+++ GIVEN ENTRIES +++

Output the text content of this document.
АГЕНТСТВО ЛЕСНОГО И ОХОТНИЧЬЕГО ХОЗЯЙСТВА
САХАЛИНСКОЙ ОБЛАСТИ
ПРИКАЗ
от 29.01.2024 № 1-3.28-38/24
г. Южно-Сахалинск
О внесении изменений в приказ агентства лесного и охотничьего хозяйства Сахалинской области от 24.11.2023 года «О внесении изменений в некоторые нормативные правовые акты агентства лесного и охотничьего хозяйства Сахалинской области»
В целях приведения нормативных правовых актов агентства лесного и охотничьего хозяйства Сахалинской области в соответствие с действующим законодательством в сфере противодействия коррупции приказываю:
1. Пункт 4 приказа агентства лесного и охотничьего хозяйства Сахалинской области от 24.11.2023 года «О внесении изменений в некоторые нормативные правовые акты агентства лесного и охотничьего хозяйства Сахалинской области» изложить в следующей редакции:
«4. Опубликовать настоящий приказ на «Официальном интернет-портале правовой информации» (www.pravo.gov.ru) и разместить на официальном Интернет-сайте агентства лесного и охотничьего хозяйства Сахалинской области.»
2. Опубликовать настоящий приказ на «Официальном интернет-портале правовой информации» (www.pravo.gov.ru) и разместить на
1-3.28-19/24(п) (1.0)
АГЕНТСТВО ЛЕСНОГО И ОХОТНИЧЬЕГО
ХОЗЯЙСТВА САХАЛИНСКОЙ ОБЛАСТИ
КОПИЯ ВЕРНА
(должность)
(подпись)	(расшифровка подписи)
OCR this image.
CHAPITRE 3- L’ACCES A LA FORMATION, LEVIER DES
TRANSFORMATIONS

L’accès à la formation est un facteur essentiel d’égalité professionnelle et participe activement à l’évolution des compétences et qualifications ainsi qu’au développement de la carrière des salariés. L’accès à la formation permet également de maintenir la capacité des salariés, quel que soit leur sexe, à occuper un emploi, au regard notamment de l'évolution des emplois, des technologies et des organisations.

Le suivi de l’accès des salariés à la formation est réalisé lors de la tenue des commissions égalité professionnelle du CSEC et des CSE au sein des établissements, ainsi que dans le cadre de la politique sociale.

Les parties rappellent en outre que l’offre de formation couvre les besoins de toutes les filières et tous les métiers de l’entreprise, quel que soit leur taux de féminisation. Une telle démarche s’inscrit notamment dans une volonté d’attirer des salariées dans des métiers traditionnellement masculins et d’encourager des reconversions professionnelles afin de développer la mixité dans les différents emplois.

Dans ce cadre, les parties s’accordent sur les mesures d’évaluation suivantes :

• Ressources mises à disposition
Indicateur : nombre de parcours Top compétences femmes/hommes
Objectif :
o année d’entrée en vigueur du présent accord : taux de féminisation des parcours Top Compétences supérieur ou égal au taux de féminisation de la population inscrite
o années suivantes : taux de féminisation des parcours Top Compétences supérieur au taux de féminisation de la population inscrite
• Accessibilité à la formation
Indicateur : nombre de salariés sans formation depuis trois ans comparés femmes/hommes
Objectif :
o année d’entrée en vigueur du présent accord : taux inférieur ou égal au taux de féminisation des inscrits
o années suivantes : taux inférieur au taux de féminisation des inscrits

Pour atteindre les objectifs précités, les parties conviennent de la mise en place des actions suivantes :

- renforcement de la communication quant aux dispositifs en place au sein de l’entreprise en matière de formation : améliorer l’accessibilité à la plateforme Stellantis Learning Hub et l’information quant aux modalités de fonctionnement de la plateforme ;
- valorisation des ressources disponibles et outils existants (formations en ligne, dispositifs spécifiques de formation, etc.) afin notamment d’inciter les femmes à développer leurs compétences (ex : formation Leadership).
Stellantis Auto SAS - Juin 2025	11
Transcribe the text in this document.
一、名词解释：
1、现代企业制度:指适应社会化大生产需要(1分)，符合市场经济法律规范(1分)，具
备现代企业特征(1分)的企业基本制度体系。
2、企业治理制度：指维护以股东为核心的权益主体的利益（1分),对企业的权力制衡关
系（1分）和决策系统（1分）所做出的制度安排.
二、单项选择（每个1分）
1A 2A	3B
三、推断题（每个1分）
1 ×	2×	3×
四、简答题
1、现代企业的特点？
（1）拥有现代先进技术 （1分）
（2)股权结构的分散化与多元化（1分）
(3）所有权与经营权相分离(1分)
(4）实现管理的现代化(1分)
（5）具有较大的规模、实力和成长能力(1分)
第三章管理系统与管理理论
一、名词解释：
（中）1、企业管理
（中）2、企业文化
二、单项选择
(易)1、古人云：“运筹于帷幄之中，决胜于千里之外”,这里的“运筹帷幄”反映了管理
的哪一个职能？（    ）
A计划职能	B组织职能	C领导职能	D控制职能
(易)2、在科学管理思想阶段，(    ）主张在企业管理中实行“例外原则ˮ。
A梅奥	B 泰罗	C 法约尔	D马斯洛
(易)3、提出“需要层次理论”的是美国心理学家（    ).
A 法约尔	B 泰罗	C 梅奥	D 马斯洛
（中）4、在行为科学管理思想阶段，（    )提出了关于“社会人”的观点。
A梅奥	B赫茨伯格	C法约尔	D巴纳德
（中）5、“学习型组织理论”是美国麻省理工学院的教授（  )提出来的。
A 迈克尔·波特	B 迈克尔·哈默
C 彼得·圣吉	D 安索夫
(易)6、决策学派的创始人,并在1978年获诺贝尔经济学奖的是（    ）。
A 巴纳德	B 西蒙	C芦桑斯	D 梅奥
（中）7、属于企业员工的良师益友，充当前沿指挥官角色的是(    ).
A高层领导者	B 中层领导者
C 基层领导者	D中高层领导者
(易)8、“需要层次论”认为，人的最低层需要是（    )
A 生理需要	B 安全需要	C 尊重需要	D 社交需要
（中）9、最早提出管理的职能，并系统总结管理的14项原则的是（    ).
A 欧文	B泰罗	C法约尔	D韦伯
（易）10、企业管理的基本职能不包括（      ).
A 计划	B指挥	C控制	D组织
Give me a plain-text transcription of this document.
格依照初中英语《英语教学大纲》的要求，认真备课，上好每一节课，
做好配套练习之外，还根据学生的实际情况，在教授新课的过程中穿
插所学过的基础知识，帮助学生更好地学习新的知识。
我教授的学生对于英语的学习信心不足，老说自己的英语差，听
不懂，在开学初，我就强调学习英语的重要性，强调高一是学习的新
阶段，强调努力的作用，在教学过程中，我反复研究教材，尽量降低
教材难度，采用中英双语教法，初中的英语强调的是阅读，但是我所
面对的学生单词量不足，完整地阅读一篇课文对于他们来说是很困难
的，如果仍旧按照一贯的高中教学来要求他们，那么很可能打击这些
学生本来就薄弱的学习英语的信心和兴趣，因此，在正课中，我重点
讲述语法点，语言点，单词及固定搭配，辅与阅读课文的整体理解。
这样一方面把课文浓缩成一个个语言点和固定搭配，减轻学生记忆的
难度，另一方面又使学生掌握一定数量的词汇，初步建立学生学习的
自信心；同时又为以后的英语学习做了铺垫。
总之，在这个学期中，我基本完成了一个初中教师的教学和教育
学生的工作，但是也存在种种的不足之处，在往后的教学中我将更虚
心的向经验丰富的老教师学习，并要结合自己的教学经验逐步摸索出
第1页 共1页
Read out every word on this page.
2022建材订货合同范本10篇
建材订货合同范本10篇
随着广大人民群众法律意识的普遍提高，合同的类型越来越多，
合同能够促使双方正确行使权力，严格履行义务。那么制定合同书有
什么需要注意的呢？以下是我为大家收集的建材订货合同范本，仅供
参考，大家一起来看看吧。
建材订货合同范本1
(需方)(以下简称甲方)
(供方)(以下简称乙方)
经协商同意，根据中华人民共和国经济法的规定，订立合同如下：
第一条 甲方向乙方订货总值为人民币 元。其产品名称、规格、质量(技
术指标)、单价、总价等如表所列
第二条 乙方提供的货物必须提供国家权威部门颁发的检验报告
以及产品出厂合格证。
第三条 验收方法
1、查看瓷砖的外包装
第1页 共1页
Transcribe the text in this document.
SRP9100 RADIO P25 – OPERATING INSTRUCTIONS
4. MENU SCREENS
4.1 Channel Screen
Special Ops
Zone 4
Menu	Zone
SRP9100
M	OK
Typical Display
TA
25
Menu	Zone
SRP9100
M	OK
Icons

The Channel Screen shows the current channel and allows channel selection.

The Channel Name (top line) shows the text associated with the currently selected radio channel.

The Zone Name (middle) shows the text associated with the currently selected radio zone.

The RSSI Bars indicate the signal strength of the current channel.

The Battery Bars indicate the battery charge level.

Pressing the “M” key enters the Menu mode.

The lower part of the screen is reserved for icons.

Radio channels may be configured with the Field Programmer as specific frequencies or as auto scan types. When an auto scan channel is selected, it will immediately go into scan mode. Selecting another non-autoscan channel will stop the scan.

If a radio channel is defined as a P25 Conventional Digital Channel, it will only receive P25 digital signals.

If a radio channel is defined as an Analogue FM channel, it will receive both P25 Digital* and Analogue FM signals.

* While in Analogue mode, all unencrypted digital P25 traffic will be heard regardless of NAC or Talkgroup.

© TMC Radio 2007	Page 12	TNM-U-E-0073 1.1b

+++

→ DIRECTIVE: Search the listing for the word "настоящий" and return each line that holds it.

→ WRITTEN RESPONSE:
«4. Опубликовать настоящий приказ на «Официальном интернет-портале правовой информации» (www.pravo.gov.ru) и разместить на официальном Интернет-сайте агентства лесного и охотничьего хозяйства Сахалинской области.»
2. Опубликовать настоящий приказ на «Официальном интернет-портале правовой информации» (www.pravo.gov.ru) и разместить на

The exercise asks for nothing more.